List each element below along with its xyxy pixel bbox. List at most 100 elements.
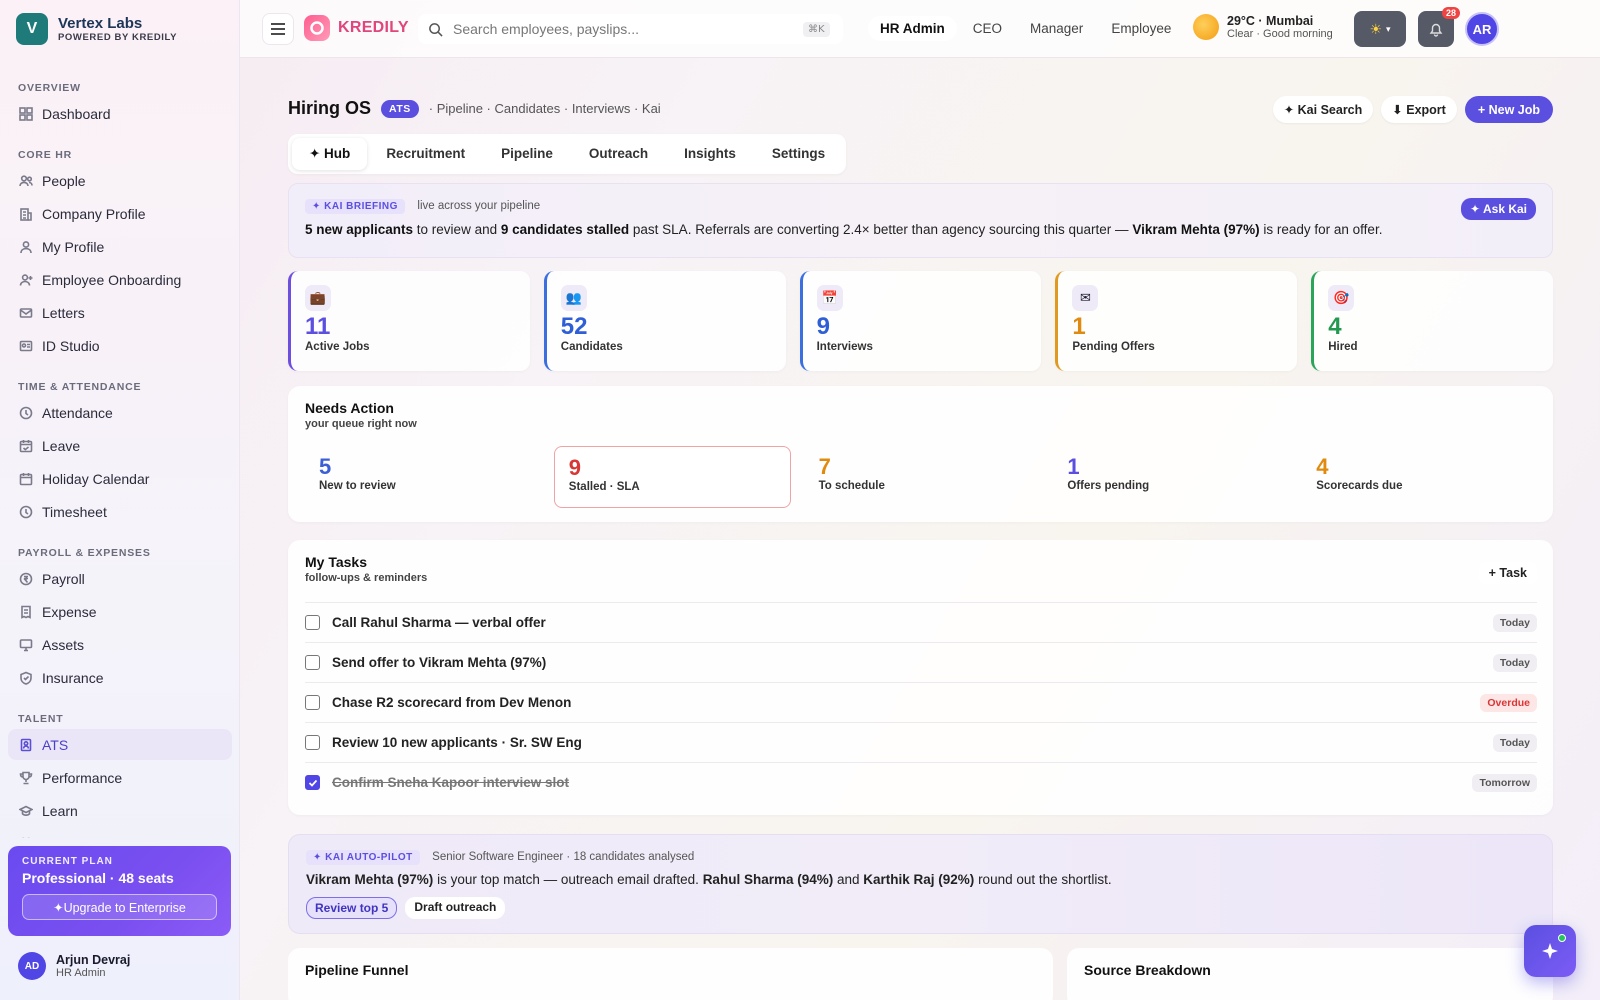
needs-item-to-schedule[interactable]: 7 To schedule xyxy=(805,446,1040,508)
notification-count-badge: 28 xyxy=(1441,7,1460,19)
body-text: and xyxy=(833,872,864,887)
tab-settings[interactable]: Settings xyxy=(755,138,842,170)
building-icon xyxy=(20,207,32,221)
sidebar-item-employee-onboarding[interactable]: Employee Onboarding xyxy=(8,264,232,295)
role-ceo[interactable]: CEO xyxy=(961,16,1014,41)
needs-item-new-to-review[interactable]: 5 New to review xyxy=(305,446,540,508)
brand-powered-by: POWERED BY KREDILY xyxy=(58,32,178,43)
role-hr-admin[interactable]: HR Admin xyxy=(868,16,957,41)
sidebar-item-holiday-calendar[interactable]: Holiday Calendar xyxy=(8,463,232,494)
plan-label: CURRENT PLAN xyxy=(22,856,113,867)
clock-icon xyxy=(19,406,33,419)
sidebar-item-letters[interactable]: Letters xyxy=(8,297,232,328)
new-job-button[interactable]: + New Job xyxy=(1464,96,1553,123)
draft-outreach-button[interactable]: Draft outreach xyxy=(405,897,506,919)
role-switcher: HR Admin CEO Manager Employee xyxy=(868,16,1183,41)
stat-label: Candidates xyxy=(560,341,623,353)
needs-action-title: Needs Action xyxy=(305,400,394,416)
***
• INSTRUCTION:
Extract every line from the items above that contains the string "role".

• TASK ANSWER:
role-ceo[interactable]: CEO xyxy=(961,16,1014,41)
role-hr-admin[interactable]: HR Admin xyxy=(868,16,957,41)
role-switcher: HR Admin CEO Manager Employee xyxy=(868,16,1183,41)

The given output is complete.